Figure collection entries

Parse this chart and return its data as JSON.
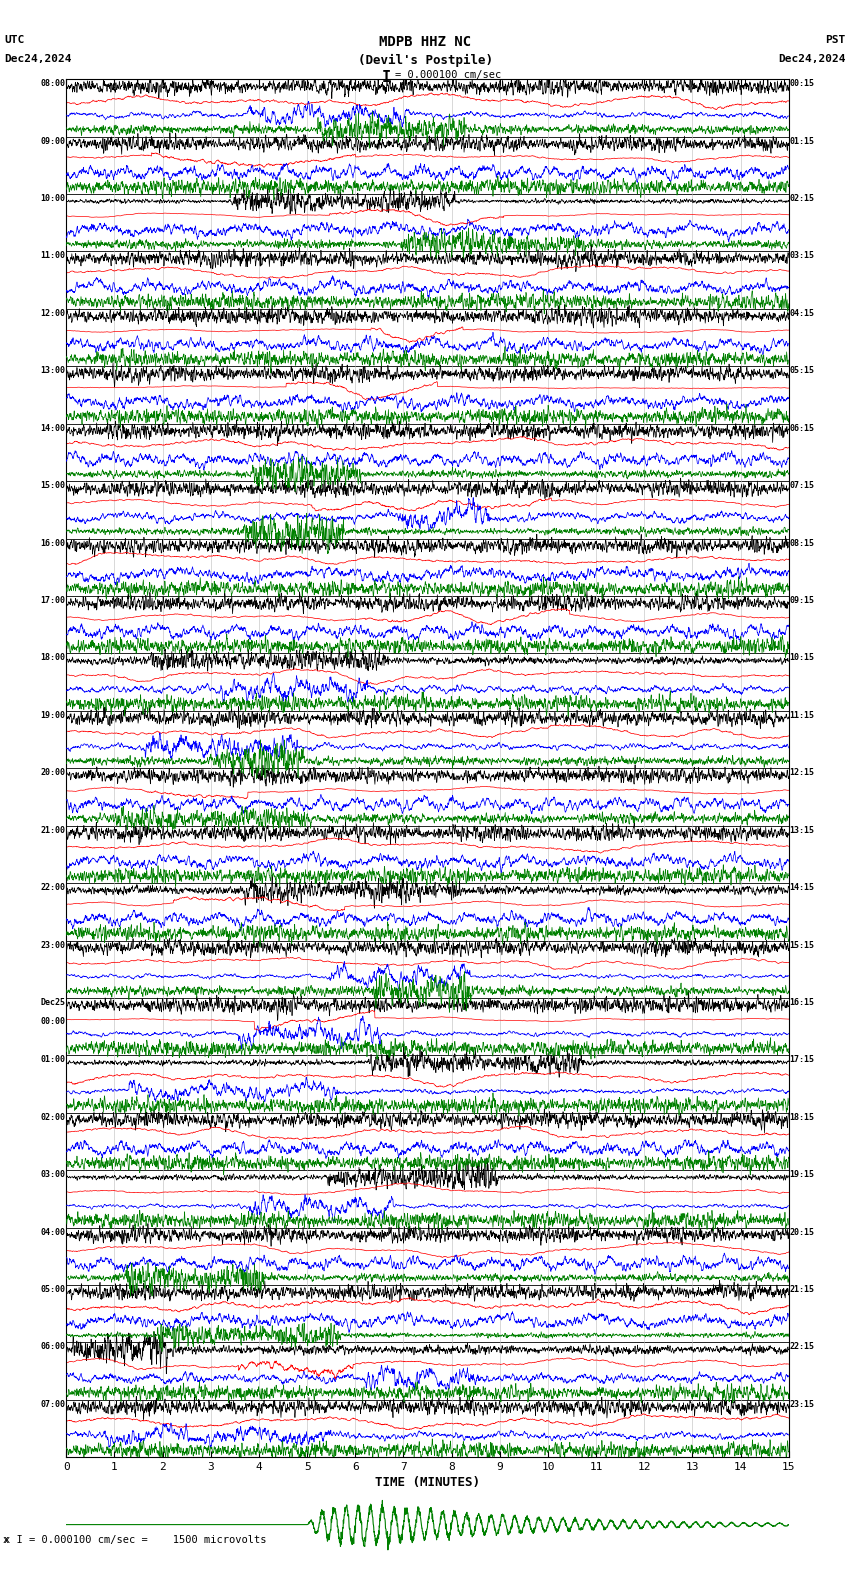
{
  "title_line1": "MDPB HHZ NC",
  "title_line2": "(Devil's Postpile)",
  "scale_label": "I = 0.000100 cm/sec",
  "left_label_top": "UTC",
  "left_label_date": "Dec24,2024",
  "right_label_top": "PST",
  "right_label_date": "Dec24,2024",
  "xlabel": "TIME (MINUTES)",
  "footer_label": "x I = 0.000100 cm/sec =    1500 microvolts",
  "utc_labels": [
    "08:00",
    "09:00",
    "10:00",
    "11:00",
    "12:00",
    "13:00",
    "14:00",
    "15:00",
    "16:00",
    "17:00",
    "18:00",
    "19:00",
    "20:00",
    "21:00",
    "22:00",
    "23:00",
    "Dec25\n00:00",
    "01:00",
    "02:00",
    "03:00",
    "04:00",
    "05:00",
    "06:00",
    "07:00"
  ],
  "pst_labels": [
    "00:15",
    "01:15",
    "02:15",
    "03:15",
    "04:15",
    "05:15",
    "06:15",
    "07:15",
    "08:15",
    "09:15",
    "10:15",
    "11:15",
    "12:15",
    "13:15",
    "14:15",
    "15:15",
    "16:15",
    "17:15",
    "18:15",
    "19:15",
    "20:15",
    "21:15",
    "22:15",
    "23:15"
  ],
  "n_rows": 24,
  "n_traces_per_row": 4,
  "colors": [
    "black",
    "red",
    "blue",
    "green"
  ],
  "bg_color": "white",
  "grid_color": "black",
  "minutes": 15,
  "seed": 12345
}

- **The exercise**:
Transcribe every record above exactly, leaving out the pictures.

- **Solution**:
Parse this chart and return its data as JSON.
{
  "title_line1": "MDPB HHZ NC",
  "title_line2": "(Devil's Postpile)",
  "scale_label": "I = 0.000100 cm/sec",
  "left_label_top": "UTC",
  "left_label_date": "Dec24,2024",
  "right_label_top": "PST",
  "right_label_date": "Dec24,2024",
  "xlabel": "TIME (MINUTES)",
  "footer_label": "x I = 0.000100 cm/sec =    1500 microvolts",
  "utc_labels": [
    "08:00",
    "09:00",
    "10:00",
    "11:00",
    "12:00",
    "13:00",
    "14:00",
    "15:00",
    "16:00",
    "17:00",
    "18:00",
    "19:00",
    "20:00",
    "21:00",
    "22:00",
    "23:00",
    "Dec25\n00:00",
    "01:00",
    "02:00",
    "03:00",
    "04:00",
    "05:00",
    "06:00",
    "07:00"
  ],
  "pst_labels": [
    "00:15",
    "01:15",
    "02:15",
    "03:15",
    "04:15",
    "05:15",
    "06:15",
    "07:15",
    "08:15",
    "09:15",
    "10:15",
    "11:15",
    "12:15",
    "13:15",
    "14:15",
    "15:15",
    "16:15",
    "17:15",
    "18:15",
    "19:15",
    "20:15",
    "21:15",
    "22:15",
    "23:15"
  ],
  "n_rows": 24,
  "n_traces_per_row": 4,
  "colors": [
    "black",
    "red",
    "blue",
    "green"
  ],
  "bg_color": "white",
  "grid_color": "black",
  "minutes": 15,
  "seed": 12345
}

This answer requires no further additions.